Brookings Institution: Washington's Most Influential Voice on Crypto Policy
In Washington, credibility is everything. Brookings' reputation for bipartisan, rigorous research makes its crypto work uniquely influential — quoted in Congressional hearings, cited in regulatory guidance, and read by the staff who draft legislation. Understanding Brookings' positions is understanding the intellectual mainstream of US crypto policy.
Washington has no shortage of think tanks producing crypto research. What it has a genuine shortage of is credibility — the kind of nonpartisan, methodologically rigorous reputation that makes Congressional staff read a paper before drafting legislation, that gets researchers called to testify at hearings that actually matter, and that causes regulatory agency staff to cite a report in their own guidance documents. Brookings has that credibility.

- **Given data**

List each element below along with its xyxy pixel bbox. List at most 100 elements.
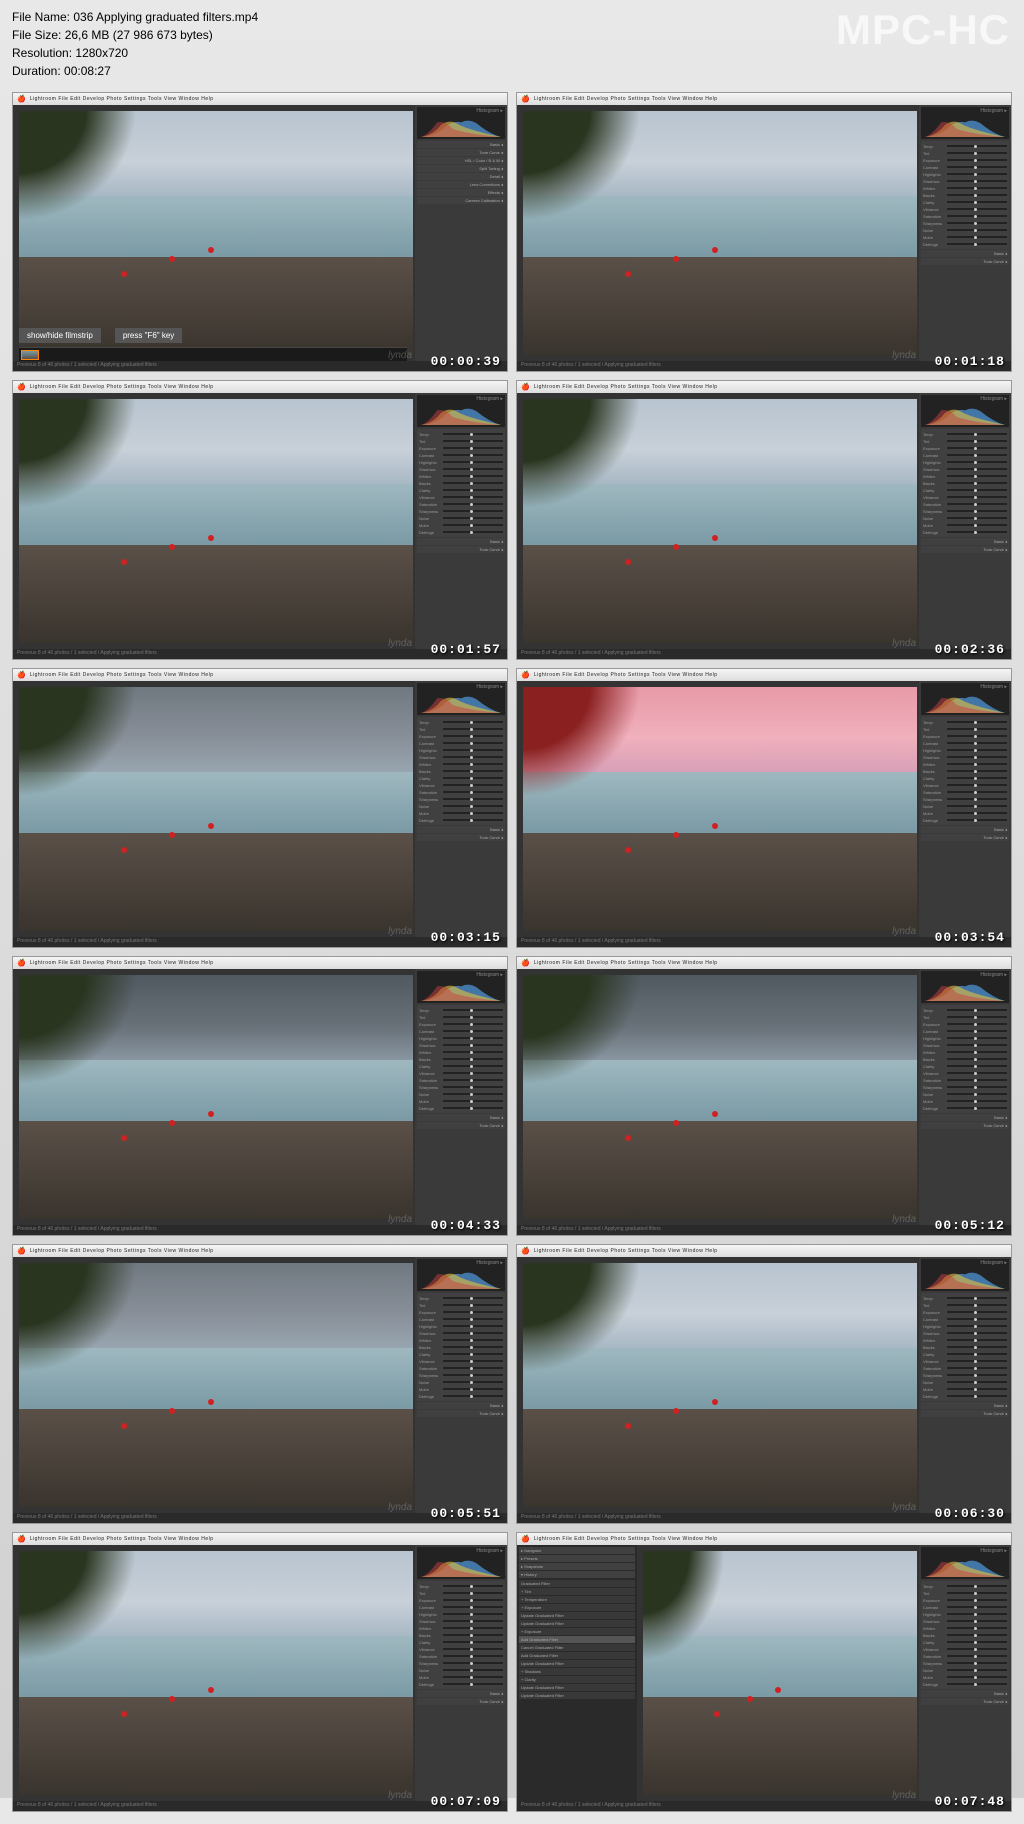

- **Exercise prompt**
Reproduce the passage on the Brookings Institution and crypto policy word for word. Rely only on the text when completing this work.

- **Worked solution**
Brookings Institution: Washington's Most Influential Voice on Crypto Policy
In Washington, credibility is everything. Brookings' reputation for bipartisan, rigorous research makes its crypto work uniquely influential — quoted in Congressional hearings, cited in regulatory guidance, and read by the staff who draft legislation. Understanding Brookings' positions is understanding the intellectual mainstream of US crypto policy.
Washington has no shortage of think tanks producing crypto research. What it has a genuine shortage of is credibility — the kind of nonpartisan, methodologically rigorous reputation that makes Congressional staff read a paper before drafting legislation, that gets researchers called to testify at hearings that actually matter, and that causes regulatory agency staff to cite a report in their own guidance documents. Brookings has that credibility.